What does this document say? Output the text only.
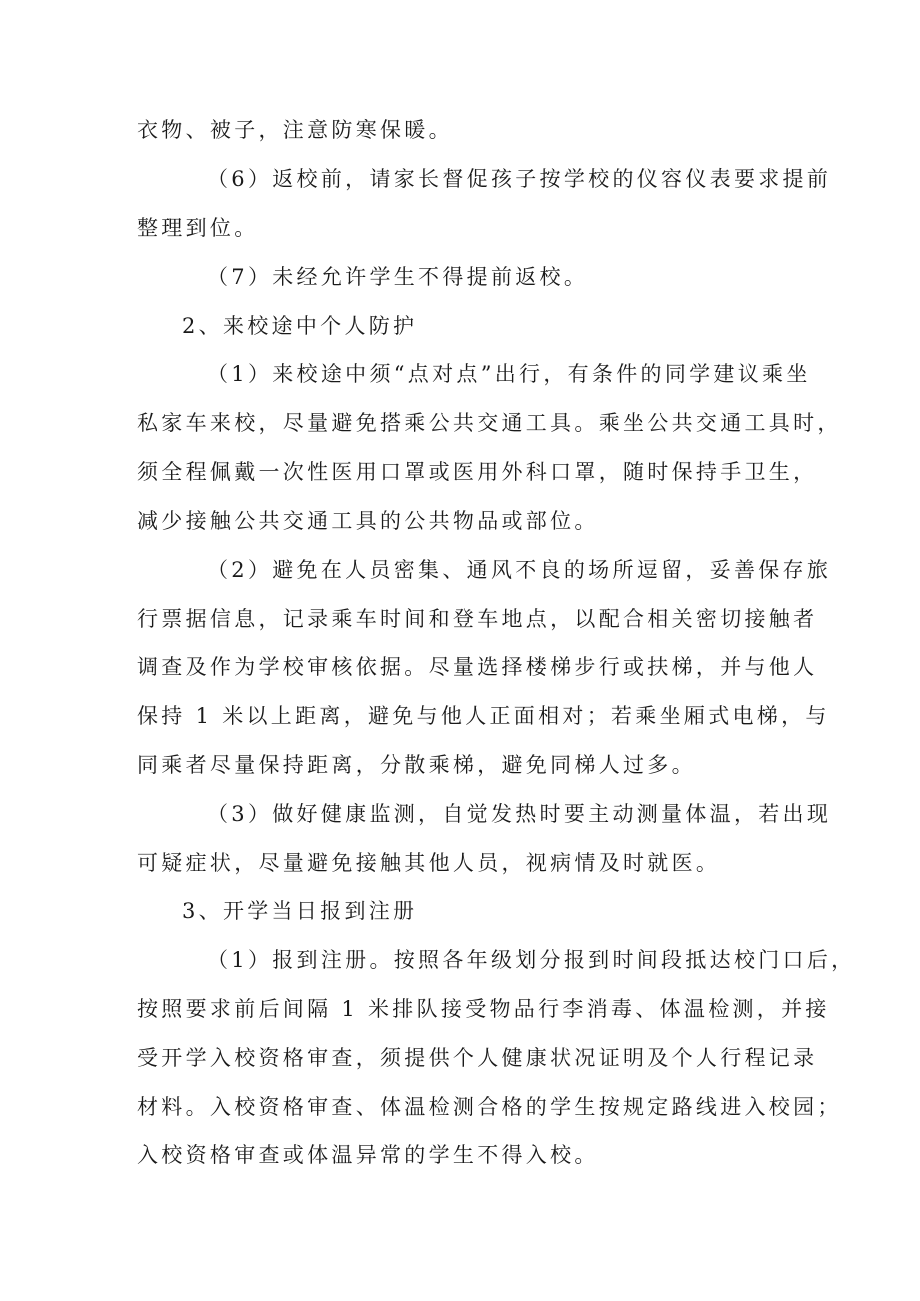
衣物、被子，注意防寒保暖。
（6）返校前，请家长督促孩子按学校的仪容仪表要求提前
整理到位。
（7）未经允许学生不得提前返校。
2、来校途中个人防护
（1）来校途中须“点对点”出行，有条件的同学建议乘坐
私家车来校，尽量避免搭乘公共交通工具。乘坐公共交通工具时，
须全程佩戴一次性医用口罩或医用外科口罩，随时保持手卫生，
减少接触公共交通工具的公共物品或部位。
（2）避免在人员密集、通风不良的场所逗留，妥善保存旅
行票据信息，记录乘车时间和登车地点，以配合相关密切接触者
调查及作为学校审核依据。尽量选择楼梯步行或扶梯，并与他人
保持 1 米以上距离，避免与他人正面相对；若乘坐厢式电梯，与
同乘者尽量保持距离，分散乘梯，避免同梯人过多。
（3）做好健康监测，自觉发热时要主动测量体温，若出现
可疑症状，尽量避免接触其他人员，视病情及时就医。
3、开学当日报到注册
（1）报到注册。按照各年级划分报到时间段抵达校门口后，
按照要求前后间隔 1 米排队接受物品行李消毒、体温检测，并接
受开学入校资格审查，须提供个人健康状况证明及个人行程记录
材料。入校资格审查、体温检测合格的学生按规定路线进入校园；
入校资格审查或体温异常的学生不得入校。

◆ ◆ ◆

● **EXERCISE DIRECTIONS**
Every line of text is to be repeated exactly; pictures are left out.

● **RESPONSE**
What does this document say? Output the text only.
衣物、被子，注意防寒保暖。
（6）返校前，请家长督促孩子按学校的仪容仪表要求提前
整理到位。
（7）未经允许学生不得提前返校。
2、来校途中个人防护
（1）来校途中须“点对点”出行，有条件的同学建议乘坐
私家车来校，尽量避免搭乘公共交通工具。乘坐公共交通工具时，
须全程佩戴一次性医用口罩或医用外科口罩，随时保持手卫生，
减少接触公共交通工具的公共物品或部位。
（2）避免在人员密集、通风不良的场所逗留，妥善保存旅
行票据信息，记录乘车时间和登车地点，以配合相关密切接触者
调查及作为学校审核依据。尽量选择楼梯步行或扶梯，并与他人
保持 1 米以上距离，避免与他人正面相对；若乘坐厢式电梯，与
同乘者尽量保持距离，分散乘梯，避免同梯人过多。
（3）做好健康监测，自觉发热时要主动测量体温，若出现
可疑症状，尽量避免接触其他人员，视病情及时就医。
3、开学当日报到注册
（1）报到注册。按照各年级划分报到时间段抵达校门口后，
按照要求前后间隔 1 米排队接受物品行李消毒、体温检测，并接
受开学入校资格审查，须提供个人健康状况证明及个人行程记录
材料。入校资格审查、体温检测合格的学生按规定路线进入校园；
入校资格审查或体温异常的学生不得入校。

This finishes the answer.